• **Task details**
Go over the entries below line by line, copying each one that contains the word "DISPONIBLES".
+++ Exercise data
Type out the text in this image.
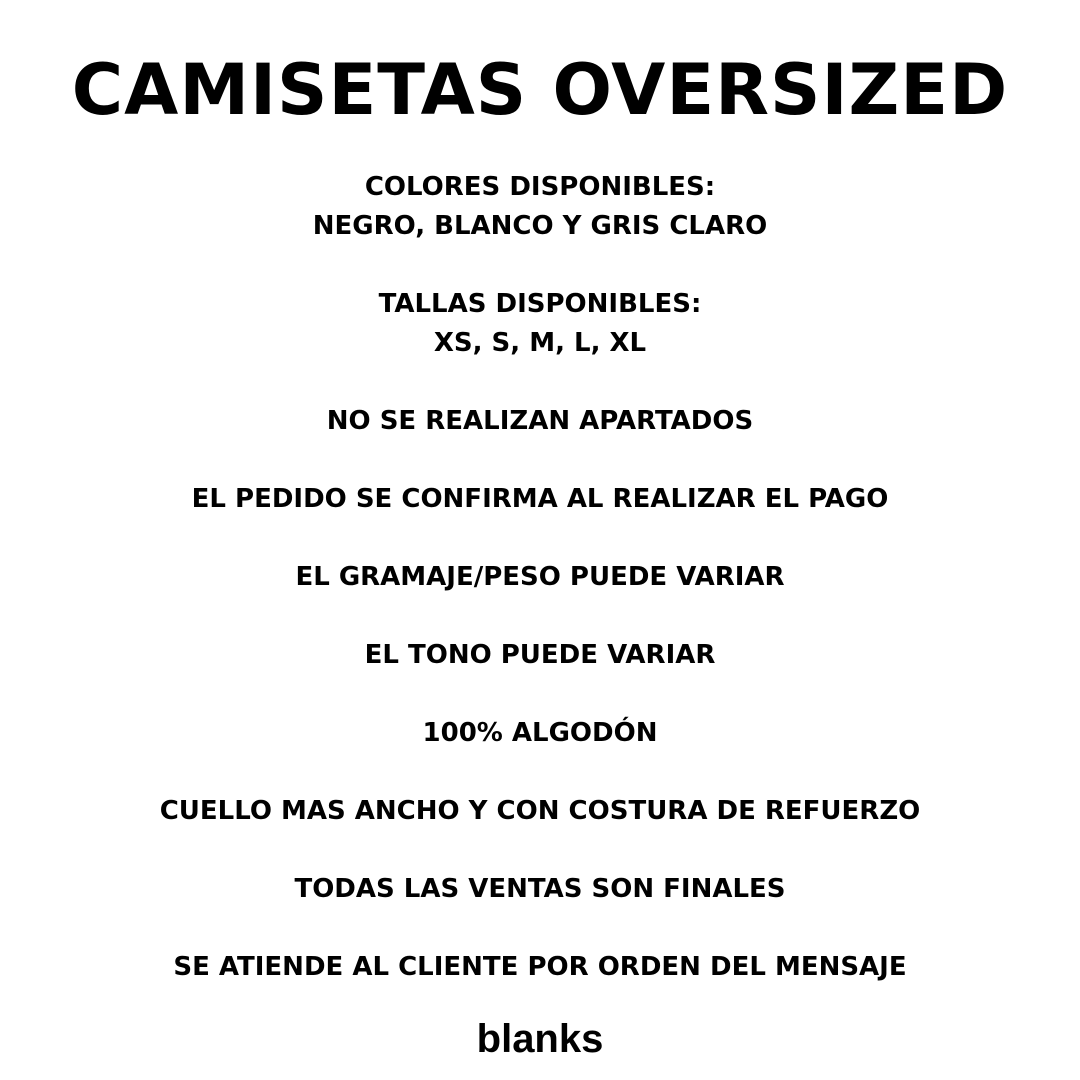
CAMISETAS OVERSIZED
COLORES DISPONIBLES:
NEGRO, BLANCO Y GRIS CLARO
TALLAS DISPONIBLES:
XS, S, M, L, XL
NO SE REALIZAN APARTADOS
EL PEDIDO SE CONFIRMA AL REALIZAR EL PAGO
EL GRAMAJE/PESO PUEDE VARIAR
EL TONO PUEDE VARIAR
100% ALGODÓN
CUELLO MAS ANCHO Y CON COSTURA DE REFUERZO
TODAS LAS VENTAS SON FINALES
SE ATIENDE AL CLIENTE POR ORDEN DEL MENSAJE
blanks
++++++
• **Task answer**
COLORES DISPONIBLES:
TALLAS DISPONIBLES:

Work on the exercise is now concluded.